Work to be completed -> Below are some entries; set them all down exactly.

*** Material to process ***

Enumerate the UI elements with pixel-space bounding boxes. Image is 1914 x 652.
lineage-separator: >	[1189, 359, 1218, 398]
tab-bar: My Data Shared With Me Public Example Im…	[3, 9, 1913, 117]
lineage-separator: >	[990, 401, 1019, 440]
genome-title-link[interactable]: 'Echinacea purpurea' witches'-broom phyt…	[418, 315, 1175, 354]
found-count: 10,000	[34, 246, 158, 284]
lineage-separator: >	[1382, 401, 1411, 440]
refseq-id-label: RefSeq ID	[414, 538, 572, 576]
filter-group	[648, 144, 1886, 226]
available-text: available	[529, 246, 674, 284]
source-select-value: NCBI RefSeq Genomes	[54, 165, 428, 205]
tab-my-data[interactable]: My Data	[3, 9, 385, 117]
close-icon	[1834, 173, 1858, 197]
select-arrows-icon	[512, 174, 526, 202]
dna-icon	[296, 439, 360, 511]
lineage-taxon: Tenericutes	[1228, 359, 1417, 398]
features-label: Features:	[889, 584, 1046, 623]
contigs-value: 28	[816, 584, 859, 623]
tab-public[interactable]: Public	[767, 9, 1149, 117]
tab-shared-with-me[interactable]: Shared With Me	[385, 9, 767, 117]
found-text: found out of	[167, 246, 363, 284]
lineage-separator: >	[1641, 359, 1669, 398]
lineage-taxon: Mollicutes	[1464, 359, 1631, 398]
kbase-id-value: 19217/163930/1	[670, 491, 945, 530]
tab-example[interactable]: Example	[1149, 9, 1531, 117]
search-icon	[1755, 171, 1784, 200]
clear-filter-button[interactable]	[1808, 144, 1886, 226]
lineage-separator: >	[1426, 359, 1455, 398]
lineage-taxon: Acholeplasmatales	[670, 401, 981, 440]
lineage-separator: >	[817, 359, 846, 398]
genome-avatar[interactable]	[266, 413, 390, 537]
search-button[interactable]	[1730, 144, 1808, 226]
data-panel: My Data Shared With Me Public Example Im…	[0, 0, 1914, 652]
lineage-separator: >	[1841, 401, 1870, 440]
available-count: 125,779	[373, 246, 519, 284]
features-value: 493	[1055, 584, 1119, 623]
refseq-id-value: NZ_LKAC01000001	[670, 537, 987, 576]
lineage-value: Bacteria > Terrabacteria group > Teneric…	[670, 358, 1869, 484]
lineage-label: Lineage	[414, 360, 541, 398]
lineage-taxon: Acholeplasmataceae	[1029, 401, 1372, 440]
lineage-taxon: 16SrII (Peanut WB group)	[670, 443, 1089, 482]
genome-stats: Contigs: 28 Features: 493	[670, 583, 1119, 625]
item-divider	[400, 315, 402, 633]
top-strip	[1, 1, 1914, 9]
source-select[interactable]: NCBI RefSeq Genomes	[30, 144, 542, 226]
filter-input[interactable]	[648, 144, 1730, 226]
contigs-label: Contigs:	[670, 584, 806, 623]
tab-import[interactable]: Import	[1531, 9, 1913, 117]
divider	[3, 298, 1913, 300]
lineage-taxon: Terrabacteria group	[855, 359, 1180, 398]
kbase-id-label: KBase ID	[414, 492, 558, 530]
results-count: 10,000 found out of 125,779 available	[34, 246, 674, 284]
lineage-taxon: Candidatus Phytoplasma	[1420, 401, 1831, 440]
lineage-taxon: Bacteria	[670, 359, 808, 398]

*** End of Material to process ***

Response ->
Enumerate the UI elements with pixel-space bounding boxes. Image is 1914 x 652.
lineage-separator: >	[1189, 359, 1218, 398]
tab-bar: My Data Shared With Me Public Example Im…	[3, 9, 1913, 117]
lineage-separator: >	[990, 401, 1019, 440]
genome-title-link[interactable]: 'Echinacea purpurea' witches'-broom phyt…	[418, 315, 1175, 354]
found-count: 10,000	[34, 246, 158, 284]
lineage-separator: >	[1382, 401, 1411, 440]
refseq-id-label: RefSeq ID	[414, 538, 572, 576]
filter-group	[648, 144, 1886, 226]
available-text: available	[529, 246, 674, 284]
source-select-value: NCBI RefSeq Genomes	[54, 165, 428, 205]
tab-my-data[interactable]: My Data	[3, 9, 385, 117]
close-icon	[1834, 173, 1858, 197]
select-arrows-icon	[512, 174, 526, 202]
dna-icon	[296, 439, 360, 511]
lineage-taxon: Tenericutes	[1228, 359, 1417, 398]
features-label: Features:	[889, 584, 1046, 623]
contigs-value: 28	[816, 584, 859, 623]
tab-public[interactable]: Public	[767, 9, 1149, 117]
tab-shared-with-me[interactable]: Shared With Me	[385, 9, 767, 117]
found-text: found out of	[167, 246, 363, 284]
lineage-separator: >	[1641, 359, 1669, 398]
lineage-taxon: Mollicutes	[1464, 359, 1631, 398]
kbase-id-value: 19217/163930/1	[670, 491, 945, 530]
tab-example[interactable]: Example	[1149, 9, 1531, 117]
search-icon	[1755, 171, 1784, 200]
clear-filter-button[interactable]	[1808, 144, 1886, 226]
lineage-separator: >	[1426, 359, 1455, 398]
lineage-taxon: Acholeplasmatales	[670, 401, 981, 440]
lineage-separator: >	[817, 359, 846, 398]
genome-avatar[interactable]	[266, 413, 390, 537]
search-button[interactable]	[1730, 144, 1808, 226]
data-panel: My Data Shared With Me Public Example Im…	[0, 0, 1914, 652]
lineage-separator: >	[1841, 401, 1870, 440]
available-count: 125,779	[373, 246, 519, 284]
features-value: 493	[1055, 584, 1119, 623]
refseq-id-value: NZ_LKAC01000001	[670, 537, 987, 576]
lineage-value: Bacteria > Terrabacteria group > Teneric…	[670, 358, 1869, 484]
lineage-label: Lineage	[414, 360, 541, 398]
lineage-taxon: Acholeplasmataceae	[1029, 401, 1372, 440]
lineage-taxon: 16SrII (Peanut WB group)	[670, 443, 1089, 482]
genome-stats: Contigs: 28 Features: 493	[670, 583, 1119, 625]
item-divider	[400, 315, 402, 633]
top-strip	[1, 1, 1914, 9]
source-select[interactable]: NCBI RefSeq Genomes	[30, 144, 542, 226]
filter-input[interactable]	[648, 144, 1730, 226]
contigs-label: Contigs:	[670, 584, 806, 623]
tab-import[interactable]: Import	[1531, 9, 1913, 117]
divider	[3, 298, 1913, 300]
lineage-taxon: Terrabacteria group	[855, 359, 1180, 398]
kbase-id-label: KBase ID	[414, 492, 558, 530]
results-count: 10,000 found out of 125,779 available	[34, 246, 674, 284]
lineage-taxon: Candidatus Phytoplasma	[1420, 401, 1831, 440]
lineage-taxon: Bacteria	[670, 359, 808, 398]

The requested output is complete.